● Directions for this task:
Each record needs to be echoed exactly; can you do that?

● Given information:
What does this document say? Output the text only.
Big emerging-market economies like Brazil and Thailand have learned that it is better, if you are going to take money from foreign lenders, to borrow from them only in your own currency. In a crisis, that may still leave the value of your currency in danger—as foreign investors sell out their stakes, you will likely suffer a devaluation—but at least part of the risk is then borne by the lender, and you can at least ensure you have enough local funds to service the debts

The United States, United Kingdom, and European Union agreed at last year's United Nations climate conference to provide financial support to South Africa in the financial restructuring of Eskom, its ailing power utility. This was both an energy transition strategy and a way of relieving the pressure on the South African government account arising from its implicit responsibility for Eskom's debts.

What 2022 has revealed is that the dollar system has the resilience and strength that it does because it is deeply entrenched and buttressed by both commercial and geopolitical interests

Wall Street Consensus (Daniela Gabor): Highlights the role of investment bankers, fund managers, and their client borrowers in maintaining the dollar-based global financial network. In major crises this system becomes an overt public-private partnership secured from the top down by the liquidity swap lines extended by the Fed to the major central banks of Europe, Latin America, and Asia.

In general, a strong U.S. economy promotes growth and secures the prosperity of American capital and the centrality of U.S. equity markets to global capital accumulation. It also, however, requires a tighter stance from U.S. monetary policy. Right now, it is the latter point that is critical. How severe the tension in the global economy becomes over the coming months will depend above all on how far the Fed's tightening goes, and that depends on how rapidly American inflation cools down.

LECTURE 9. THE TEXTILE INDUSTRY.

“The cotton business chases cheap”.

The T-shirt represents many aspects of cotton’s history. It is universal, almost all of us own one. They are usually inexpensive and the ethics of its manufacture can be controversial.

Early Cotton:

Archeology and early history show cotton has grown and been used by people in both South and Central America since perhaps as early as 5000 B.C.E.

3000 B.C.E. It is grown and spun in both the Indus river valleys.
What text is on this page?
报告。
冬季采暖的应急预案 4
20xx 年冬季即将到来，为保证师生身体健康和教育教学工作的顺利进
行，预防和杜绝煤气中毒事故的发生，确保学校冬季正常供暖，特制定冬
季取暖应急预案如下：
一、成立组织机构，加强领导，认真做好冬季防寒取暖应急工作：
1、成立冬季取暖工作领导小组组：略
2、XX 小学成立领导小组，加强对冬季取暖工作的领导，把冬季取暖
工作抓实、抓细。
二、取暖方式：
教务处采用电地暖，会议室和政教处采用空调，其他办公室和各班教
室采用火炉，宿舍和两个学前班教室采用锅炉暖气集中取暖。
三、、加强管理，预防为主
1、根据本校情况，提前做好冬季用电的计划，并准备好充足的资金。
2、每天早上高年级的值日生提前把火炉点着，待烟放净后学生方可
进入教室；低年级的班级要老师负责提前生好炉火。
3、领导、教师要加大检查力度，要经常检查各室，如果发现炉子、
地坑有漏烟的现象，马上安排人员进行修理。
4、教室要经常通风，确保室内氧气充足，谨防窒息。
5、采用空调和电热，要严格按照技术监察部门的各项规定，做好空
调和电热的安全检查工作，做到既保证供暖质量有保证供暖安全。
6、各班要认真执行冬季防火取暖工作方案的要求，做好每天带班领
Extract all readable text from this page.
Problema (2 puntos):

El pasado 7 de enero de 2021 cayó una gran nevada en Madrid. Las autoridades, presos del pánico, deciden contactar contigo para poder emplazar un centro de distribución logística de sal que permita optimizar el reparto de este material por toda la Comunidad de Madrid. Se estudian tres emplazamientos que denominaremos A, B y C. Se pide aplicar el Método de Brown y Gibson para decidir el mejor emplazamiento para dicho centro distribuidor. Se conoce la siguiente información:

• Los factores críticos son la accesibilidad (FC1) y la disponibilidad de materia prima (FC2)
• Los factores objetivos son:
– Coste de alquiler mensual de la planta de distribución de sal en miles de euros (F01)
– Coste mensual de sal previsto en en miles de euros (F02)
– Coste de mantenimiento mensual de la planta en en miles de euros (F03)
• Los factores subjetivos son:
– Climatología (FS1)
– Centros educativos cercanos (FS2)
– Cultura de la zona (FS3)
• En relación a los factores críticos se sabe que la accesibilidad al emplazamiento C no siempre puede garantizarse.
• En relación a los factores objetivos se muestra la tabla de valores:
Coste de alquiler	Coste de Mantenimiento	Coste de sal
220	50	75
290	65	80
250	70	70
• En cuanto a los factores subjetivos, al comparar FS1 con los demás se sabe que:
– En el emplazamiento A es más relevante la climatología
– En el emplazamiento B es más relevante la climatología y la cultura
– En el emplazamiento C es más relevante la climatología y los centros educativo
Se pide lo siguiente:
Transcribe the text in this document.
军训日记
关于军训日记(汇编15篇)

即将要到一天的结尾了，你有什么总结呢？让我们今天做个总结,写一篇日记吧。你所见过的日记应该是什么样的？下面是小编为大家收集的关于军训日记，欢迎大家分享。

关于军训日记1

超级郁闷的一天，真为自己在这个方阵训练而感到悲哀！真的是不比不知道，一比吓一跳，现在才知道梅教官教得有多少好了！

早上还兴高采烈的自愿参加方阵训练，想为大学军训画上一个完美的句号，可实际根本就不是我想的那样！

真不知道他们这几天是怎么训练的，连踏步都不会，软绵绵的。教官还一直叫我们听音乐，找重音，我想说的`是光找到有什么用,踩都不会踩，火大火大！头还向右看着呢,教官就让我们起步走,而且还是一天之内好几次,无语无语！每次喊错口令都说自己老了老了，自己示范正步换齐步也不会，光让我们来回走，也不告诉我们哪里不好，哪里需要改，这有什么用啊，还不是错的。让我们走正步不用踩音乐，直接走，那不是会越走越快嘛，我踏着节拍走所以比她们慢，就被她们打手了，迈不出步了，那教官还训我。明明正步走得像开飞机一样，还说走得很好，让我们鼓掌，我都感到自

● Expected answer:
What does this document say? Output the text only.
Big emerging-market economies like Brazil and Thailand have learned that it is better, if you are going to take money from foreign lenders, to borrow from them only in your own currency. In a crisis, that may still leave the value of your currency in danger—as foreign investors sell out their stakes, you will likely suffer a devaluation—but at least part of the risk is then borne by the lender, and you can at least ensure you have enough local funds to service the debts

The United States, United Kingdom, and European Union agreed at last year's United Nations climate conference to provide financial support to South Africa in the financial restructuring of Eskom, its ailing power utility. This was both an energy transition strategy and a way of relieving the pressure on the South African government account arising from its implicit responsibility for Eskom's debts.

What 2022 has revealed is that the dollar system has the resilience and strength that it does because it is deeply entrenched and buttressed by both commercial and geopolitical interests

Wall Street Consensus (Daniela Gabor): Highlights the role of investment bankers, fund managers, and their client borrowers in maintaining the dollar-based global financial network. In major crises this system becomes an overt public-private partnership secured from the top down by the liquidity swap lines extended by the Fed to the major central banks of Europe, Latin America, and Asia.

In general, a strong U.S. economy promotes growth and secures the prosperity of American capital and the centrality of U.S. equity markets to global capital accumulation. It also, however, requires a tighter stance from U.S. monetary policy. Right now, it is the latter point that is critical. How severe the tension in the global economy becomes over the coming months will depend above all on how far the Fed's tightening goes, and that depends on how rapidly American inflation cools down.

LECTURE 9. THE TEXTILE INDUSTRY.

“The cotton business chases cheap”.

The T-shirt represents many aspects of cotton’s history. It is universal, almost all of us own one. They are usually inexpensive and the ethics of its manufacture can be controversial.

Early Cotton:

Archeology and early history show cotton has grown and been used by people in both South and Central America since perhaps as early as 5000 B.C.E.

3000 B.C.E. It is grown and spun in both the Indus river valleys.
What text is on this page?
报告。
冬季采暖的应急预案 4
20xx 年冬季即将到来，为保证师生身体健康和教育教学工作的顺利进
行，预防和杜绝煤气中毒事故的发生，确保学校冬季正常供暖，特制定冬
季取暖应急预案如下：
一、成立组织机构，加强领导，认真做好冬季防寒取暖应急工作：
1、成立冬季取暖工作领导小组组：略
2、XX 小学成立领导小组，加强对冬季取暖工作的领导，把冬季取暖
工作抓实、抓细。
二、取暖方式：
教务处采用电地暖，会议室和政教处采用空调，其他办公室和各班教
室采用火炉，宿舍和两个学前班教室采用锅炉暖气集中取暖。
三、、加强管理，预防为主
1、根据本校情况，提前做好冬季用电的计划，并准备好充足的资金。
2、每天早上高年级的值日生提前把火炉点着，待烟放净后学生方可
进入教室；低年级的班级要老师负责提前生好炉火。
3、领导、教师要加大检查力度，要经常检查各室，如果发现炉子、
地坑有漏烟的现象，马上安排人员进行修理。
4、教室要经常通风，确保室内氧气充足，谨防窒息。
5、采用空调和电热，要严格按照技术监察部门的各项规定，做好空
调和电热的安全检查工作，做到既保证供暖质量有保证供暖安全。
6、各班要认真执行冬季防火取暖工作方案的要求，做好每天带班领
Extract all readable text from this page.
Problema (2 puntos):

El pasado 7 de enero de 2021 cayó una gran nevada en Madrid. Las autoridades, presos del pánico, deciden contactar contigo para poder emplazar un centro de distribución logística de sal que permita optimizar el reparto de este material por toda la Comunidad de Madrid. Se estudian tres emplazamientos que denominaremos A, B y C. Se pide aplicar el Método de Brown y Gibson para decidir el mejor emplazamiento para dicho centro distribuidor. Se conoce la siguiente información:

• Los factores críticos son la accesibilidad (FC1) y la disponibilidad de materia prima (FC2)
• Los factores objetivos son:
– Coste de alquiler mensual de la planta de distribución de sal en miles de euros (F01)
– Coste mensual de sal previsto en en miles de euros (F02)
– Coste de mantenimiento mensual de la planta en en miles de euros (F03)
• Los factores subjetivos son:
– Climatología (FS1)
– Centros educativos cercanos (FS2)
– Cultura de la zona (FS3)
• En relación a los factores críticos se sabe que la accesibilidad al emplazamiento C no siempre puede garantizarse.
• En relación a los factores objetivos se muestra la tabla de valores:
Coste de alquiler	Coste de Mantenimiento	Coste de sal
220	50	75
290	65	80
250	70	70
• En cuanto a los factores subjetivos, al comparar FS1 con los demás se sabe que:
– En el emplazamiento A es más relevante la climatología
– En el emplazamiento B es más relevante la climatología y la cultura
– En el emplazamiento C es más relevante la climatología y los centros educativo
Se pide lo siguiente:
Transcribe the text in this document.
军训日记
关于军训日记(汇编15篇)

即将要到一天的结尾了，你有什么总结呢？让我们今天做个总结,写一篇日记吧。你所见过的日记应该是什么样的？下面是小编为大家收集的关于军训日记，欢迎大家分享。

关于军训日记1

超级郁闷的一天，真为自己在这个方阵训练而感到悲哀！真的是不比不知道，一比吓一跳，现在才知道梅教官教得有多少好了！

早上还兴高采烈的自愿参加方阵训练，想为大学军训画上一个完美的句号，可实际根本就不是我想的那样！

真不知道他们这几天是怎么训练的，连踏步都不会，软绵绵的。教官还一直叫我们听音乐，找重音，我想说的`是光找到有什么用,踩都不会踩，火大火大！头还向右看着呢,教官就让我们起步走,而且还是一天之内好几次,无语无语！每次喊错口令都说自己老了老了，自己示范正步换齐步也不会，光让我们来回走，也不告诉我们哪里不好，哪里需要改，这有什么用啊，还不是错的。让我们走正步不用踩音乐，直接走，那不是会越走越快嘛，我踏着节拍走所以比她们慢，就被她们打手了，迈不出步了，那教官还训我。明明正步走得像开飞机一样，还说走得很好，让我们鼓掌，我都感到自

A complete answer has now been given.